=== WORK INSTRUCTIONS ===
All entries below are to be set down again, identical to the source.

* START STORED RECORDS *

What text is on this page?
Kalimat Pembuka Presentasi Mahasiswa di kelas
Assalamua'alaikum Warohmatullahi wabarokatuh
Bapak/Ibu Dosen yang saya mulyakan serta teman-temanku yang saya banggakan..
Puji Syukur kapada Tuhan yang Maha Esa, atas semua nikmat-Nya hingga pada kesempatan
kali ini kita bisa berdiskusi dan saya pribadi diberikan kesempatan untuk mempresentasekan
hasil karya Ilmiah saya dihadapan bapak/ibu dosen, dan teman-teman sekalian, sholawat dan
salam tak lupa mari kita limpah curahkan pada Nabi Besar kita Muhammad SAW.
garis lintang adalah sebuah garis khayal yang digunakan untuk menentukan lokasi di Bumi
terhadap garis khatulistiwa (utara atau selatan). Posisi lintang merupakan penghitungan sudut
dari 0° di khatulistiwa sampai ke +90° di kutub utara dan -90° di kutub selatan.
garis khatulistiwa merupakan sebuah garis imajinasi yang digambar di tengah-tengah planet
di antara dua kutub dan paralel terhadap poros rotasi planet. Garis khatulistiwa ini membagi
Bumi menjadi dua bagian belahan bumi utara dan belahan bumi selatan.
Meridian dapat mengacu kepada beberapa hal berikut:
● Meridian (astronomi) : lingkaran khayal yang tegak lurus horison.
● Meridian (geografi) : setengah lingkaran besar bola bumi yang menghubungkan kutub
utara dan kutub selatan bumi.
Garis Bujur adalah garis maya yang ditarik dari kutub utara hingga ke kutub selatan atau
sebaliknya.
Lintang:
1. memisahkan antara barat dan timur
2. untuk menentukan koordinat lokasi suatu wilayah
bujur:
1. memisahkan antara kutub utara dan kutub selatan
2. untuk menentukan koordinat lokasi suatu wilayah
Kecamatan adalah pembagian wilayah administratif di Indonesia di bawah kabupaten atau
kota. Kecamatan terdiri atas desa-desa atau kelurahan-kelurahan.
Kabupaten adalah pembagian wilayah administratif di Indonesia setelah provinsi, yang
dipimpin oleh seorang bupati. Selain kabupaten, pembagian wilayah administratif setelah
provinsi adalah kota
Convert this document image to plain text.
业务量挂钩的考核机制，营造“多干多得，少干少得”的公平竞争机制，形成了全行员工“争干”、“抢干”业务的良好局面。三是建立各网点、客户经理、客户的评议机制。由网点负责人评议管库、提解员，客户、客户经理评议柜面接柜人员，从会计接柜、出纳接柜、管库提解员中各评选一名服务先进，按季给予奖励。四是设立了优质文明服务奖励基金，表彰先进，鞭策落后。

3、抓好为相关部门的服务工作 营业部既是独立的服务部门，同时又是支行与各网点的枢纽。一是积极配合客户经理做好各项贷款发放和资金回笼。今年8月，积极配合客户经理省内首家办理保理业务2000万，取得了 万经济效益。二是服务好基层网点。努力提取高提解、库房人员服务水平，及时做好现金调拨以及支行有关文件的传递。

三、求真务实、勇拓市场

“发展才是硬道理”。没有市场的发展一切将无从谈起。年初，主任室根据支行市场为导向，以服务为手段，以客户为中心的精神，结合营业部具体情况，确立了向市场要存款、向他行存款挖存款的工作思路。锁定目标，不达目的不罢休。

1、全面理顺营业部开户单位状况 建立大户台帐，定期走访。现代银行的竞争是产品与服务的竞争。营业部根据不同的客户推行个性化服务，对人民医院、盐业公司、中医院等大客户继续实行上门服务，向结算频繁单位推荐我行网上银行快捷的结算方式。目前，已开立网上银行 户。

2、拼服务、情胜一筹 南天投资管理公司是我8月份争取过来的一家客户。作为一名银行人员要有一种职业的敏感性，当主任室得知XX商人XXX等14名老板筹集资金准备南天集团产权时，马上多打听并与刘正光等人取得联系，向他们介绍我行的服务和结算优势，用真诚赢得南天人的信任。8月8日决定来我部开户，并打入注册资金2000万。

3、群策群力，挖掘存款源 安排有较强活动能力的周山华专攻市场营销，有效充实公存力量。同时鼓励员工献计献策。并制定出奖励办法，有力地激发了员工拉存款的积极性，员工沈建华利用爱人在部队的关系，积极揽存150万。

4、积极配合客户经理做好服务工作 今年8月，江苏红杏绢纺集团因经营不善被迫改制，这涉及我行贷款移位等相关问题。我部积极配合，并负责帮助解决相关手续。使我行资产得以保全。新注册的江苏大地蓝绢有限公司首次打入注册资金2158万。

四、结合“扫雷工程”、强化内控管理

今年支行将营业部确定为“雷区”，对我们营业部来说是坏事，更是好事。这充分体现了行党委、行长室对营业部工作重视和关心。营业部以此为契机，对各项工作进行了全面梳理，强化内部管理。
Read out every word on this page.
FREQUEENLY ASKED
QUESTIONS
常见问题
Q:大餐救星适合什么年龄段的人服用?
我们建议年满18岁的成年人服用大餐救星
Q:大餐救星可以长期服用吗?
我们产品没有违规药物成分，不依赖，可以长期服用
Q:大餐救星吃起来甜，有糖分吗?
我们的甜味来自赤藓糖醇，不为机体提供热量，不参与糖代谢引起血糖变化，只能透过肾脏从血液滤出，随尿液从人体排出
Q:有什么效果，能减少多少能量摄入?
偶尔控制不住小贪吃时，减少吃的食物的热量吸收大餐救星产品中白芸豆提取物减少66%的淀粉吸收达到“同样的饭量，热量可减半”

* END STORED RECORDS *

=== TASK RESULT ===
What text is on this page?
Kalimat Pembuka Presentasi Mahasiswa di kelas
Assalamua'alaikum Warohmatullahi wabarokatuh
Bapak/Ibu Dosen yang saya mulyakan serta teman-temanku yang saya banggakan..
Puji Syukur kapada Tuhan yang Maha Esa, atas semua nikmat-Nya hingga pada kesempatan
kali ini kita bisa berdiskusi dan saya pribadi diberikan kesempatan untuk mempresentasekan
hasil karya Ilmiah saya dihadapan bapak/ibu dosen, dan teman-teman sekalian, sholawat dan
salam tak lupa mari kita limpah curahkan pada Nabi Besar kita Muhammad SAW.
garis lintang adalah sebuah garis khayal yang digunakan untuk menentukan lokasi di Bumi
terhadap garis khatulistiwa (utara atau selatan). Posisi lintang merupakan penghitungan sudut
dari 0° di khatulistiwa sampai ke +90° di kutub utara dan -90° di kutub selatan.
garis khatulistiwa merupakan sebuah garis imajinasi yang digambar di tengah-tengah planet
di antara dua kutub dan paralel terhadap poros rotasi planet. Garis khatulistiwa ini membagi
Bumi menjadi dua bagian belahan bumi utara dan belahan bumi selatan.
Meridian dapat mengacu kepada beberapa hal berikut:
● Meridian (astronomi) : lingkaran khayal yang tegak lurus horison.
● Meridian (geografi) : setengah lingkaran besar bola bumi yang menghubungkan kutub
utara dan kutub selatan bumi.
Garis Bujur adalah garis maya yang ditarik dari kutub utara hingga ke kutub selatan atau
sebaliknya.
Lintang:
1. memisahkan antara barat dan timur
2. untuk menentukan koordinat lokasi suatu wilayah
bujur:
1. memisahkan antara kutub utara dan kutub selatan
2. untuk menentukan koordinat lokasi suatu wilayah
Kecamatan adalah pembagian wilayah administratif di Indonesia di bawah kabupaten atau
kota. Kecamatan terdiri atas desa-desa atau kelurahan-kelurahan.
Kabupaten adalah pembagian wilayah administratif di Indonesia setelah provinsi, yang
dipimpin oleh seorang bupati. Selain kabupaten, pembagian wilayah administratif setelah
provinsi adalah kota
Convert this document image to plain text.
业务量挂钩的考核机制，营造“多干多得，少干少得”的公平竞争机制，形成了全行员工“争干”、“抢干”业务的良好局面。三是建立各网点、客户经理、客户的评议机制。由网点负责人评议管库、提解员，客户、客户经理评议柜面接柜人员，从会计接柜、出纳接柜、管库提解员中各评选一名服务先进，按季给予奖励。四是设立了优质文明服务奖励基金，表彰先进，鞭策落后。

3、抓好为相关部门的服务工作 营业部既是独立的服务部门，同时又是支行与各网点的枢纽。一是积极配合客户经理做好各项贷款发放和资金回笼。今年8月，积极配合客户经理省内首家办理保理业务2000万，取得了 万经济效益。二是服务好基层网点。努力提取高提解、库房人员服务水平，及时做好现金调拨以及支行有关文件的传递。

三、求真务实、勇拓市场

“发展才是硬道理”。没有市场的发展一切将无从谈起。年初，主任室根据支行市场为导向，以服务为手段，以客户为中心的精神，结合营业部具体情况，确立了向市场要存款、向他行存款挖存款的工作思路。锁定目标，不达目的不罢休。

1、全面理顺营业部开户单位状况 建立大户台帐，定期走访。现代银行的竞争是产品与服务的竞争。营业部根据不同的客户推行个性化服务，对人民医院、盐业公司、中医院等大客户继续实行上门服务，向结算频繁单位推荐我行网上银行快捷的结算方式。目前，已开立网上银行 户。

2、拼服务、情胜一筹 南天投资管理公司是我8月份争取过来的一家客户。作为一名银行人员要有一种职业的敏感性，当主任室得知XX商人XXX等14名老板筹集资金准备南天集团产权时，马上多打听并与刘正光等人取得联系，向他们介绍我行的服务和结算优势，用真诚赢得南天人的信任。8月8日决定来我部开户，并打入注册资金2000万。

3、群策群力，挖掘存款源 安排有较强活动能力的周山华专攻市场营销，有效充实公存力量。同时鼓励员工献计献策。并制定出奖励办法，有力地激发了员工拉存款的积极性，员工沈建华利用爱人在部队的关系，积极揽存150万。

4、积极配合客户经理做好服务工作 今年8月，江苏红杏绢纺集团因经营不善被迫改制，这涉及我行贷款移位等相关问题。我部积极配合，并负责帮助解决相关手续。使我行资产得以保全。新注册的江苏大地蓝绢有限公司首次打入注册资金2158万。

四、结合“扫雷工程”、强化内控管理

今年支行将营业部确定为“雷区”，对我们营业部来说是坏事，更是好事。这充分体现了行党委、行长室对营业部工作重视和关心。营业部以此为契机，对各项工作进行了全面梳理，强化内部管理。
Read out every word on this page.
FREQUEENLY ASKED
QUESTIONS
常见问题
Q:大餐救星适合什么年龄段的人服用?
我们建议年满18岁的成年人服用大餐救星
Q:大餐救星可以长期服用吗?
我们产品没有违规药物成分，不依赖，可以长期服用
Q:大餐救星吃起来甜，有糖分吗?
我们的甜味来自赤藓糖醇，不为机体提供热量，不参与糖代谢引起血糖变化，只能透过肾脏从血液滤出，随尿液从人体排出
Q:有什么效果，能减少多少能量摄入?
偶尔控制不住小贪吃时，减少吃的食物的热量吸收大餐救星产品中白芸豆提取物减少66%的淀粉吸收达到“同样的饭量，热量可减半”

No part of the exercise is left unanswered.